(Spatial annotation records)
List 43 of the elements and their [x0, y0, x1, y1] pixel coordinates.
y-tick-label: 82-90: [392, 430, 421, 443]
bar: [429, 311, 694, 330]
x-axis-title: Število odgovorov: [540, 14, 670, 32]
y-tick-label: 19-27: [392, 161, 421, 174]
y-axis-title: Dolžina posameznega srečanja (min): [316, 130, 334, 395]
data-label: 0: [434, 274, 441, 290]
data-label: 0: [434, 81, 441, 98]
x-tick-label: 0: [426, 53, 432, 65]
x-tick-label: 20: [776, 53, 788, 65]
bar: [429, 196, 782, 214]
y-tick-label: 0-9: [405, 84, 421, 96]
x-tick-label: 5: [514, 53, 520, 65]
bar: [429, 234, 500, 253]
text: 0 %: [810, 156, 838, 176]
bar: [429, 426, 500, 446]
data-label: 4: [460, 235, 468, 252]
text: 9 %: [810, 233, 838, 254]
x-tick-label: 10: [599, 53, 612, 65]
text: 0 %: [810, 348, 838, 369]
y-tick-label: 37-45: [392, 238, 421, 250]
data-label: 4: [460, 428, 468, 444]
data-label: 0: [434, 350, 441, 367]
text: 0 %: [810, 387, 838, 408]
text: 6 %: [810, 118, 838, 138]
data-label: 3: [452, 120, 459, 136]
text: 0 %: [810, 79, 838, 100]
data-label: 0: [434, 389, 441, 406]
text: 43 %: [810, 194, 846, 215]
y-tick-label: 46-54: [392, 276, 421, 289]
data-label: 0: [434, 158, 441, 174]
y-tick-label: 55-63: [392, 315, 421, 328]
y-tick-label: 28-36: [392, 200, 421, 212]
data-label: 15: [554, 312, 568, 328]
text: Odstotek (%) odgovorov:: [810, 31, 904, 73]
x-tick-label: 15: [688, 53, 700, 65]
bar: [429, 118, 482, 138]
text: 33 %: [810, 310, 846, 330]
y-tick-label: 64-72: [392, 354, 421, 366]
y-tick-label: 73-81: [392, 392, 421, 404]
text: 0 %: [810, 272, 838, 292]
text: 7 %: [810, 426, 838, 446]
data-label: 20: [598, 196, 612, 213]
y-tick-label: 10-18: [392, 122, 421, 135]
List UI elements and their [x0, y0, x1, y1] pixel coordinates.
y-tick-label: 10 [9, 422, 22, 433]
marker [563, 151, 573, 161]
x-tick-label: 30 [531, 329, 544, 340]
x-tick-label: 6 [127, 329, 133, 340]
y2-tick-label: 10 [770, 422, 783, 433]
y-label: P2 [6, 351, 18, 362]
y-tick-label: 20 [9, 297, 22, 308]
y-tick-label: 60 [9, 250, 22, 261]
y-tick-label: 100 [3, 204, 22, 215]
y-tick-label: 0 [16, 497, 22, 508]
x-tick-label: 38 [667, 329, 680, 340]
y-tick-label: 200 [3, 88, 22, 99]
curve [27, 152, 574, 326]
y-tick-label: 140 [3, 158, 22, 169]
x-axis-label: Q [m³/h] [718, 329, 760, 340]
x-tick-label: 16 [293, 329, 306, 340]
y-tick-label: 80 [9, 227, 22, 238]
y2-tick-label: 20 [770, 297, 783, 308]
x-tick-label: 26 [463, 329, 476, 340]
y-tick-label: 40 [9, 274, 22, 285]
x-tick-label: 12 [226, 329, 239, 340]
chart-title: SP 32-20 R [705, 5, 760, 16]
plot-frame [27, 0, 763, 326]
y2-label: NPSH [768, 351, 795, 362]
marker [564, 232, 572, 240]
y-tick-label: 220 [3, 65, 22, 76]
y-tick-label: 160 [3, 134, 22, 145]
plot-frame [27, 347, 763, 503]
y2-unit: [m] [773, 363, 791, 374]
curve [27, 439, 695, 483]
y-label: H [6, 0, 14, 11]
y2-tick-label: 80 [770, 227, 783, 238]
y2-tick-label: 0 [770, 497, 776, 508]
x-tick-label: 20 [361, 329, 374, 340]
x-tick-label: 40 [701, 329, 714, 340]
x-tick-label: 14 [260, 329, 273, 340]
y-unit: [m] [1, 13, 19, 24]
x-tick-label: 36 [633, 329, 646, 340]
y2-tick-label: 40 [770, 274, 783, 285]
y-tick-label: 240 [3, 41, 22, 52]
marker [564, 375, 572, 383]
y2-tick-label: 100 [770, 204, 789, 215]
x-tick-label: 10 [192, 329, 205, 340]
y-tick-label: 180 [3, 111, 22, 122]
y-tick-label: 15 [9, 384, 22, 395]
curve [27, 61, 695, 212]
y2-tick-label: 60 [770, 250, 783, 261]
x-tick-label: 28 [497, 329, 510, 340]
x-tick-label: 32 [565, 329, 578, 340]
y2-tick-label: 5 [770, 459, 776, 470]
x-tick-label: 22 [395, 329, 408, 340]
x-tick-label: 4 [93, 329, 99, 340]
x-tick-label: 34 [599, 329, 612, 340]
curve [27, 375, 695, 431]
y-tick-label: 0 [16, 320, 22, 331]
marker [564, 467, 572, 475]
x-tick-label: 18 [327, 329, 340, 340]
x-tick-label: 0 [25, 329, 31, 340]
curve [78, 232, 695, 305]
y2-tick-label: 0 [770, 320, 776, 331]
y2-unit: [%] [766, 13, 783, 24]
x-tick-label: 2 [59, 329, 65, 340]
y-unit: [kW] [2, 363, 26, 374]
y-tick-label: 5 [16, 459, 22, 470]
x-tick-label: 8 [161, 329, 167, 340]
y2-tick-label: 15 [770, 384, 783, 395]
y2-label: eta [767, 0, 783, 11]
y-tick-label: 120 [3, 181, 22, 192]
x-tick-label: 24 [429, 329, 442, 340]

[Instructions for the task] Please echo the material line for line, starting at its first line and ending at the line containing "data-label: 4: [460, 235, 468, 252]", with both of those lines included.

[Exercise answer]
List 43 of the elements and their [x0, y0, x1, y1] pixel coordinates.
y-tick-label: 82-90: [392, 430, 421, 443]
bar: [429, 311, 694, 330]
x-axis-title: Število odgovorov: [540, 14, 670, 32]
y-tick-label: 19-27: [392, 161, 421, 174]
y-axis-title: Dolžina posameznega srečanja (min): [316, 130, 334, 395]
data-label: 0: [434, 274, 441, 290]
data-label: 0: [434, 81, 441, 98]
x-tick-label: 0: [426, 53, 432, 65]
x-tick-label: 20: [776, 53, 788, 65]
bar: [429, 196, 782, 214]
y-tick-label: 0-9: [405, 84, 421, 96]
x-tick-label: 5: [514, 53, 520, 65]
bar: [429, 234, 500, 253]
text: 0 %: [810, 156, 838, 176]
bar: [429, 426, 500, 446]
data-label: 4: [460, 235, 468, 252]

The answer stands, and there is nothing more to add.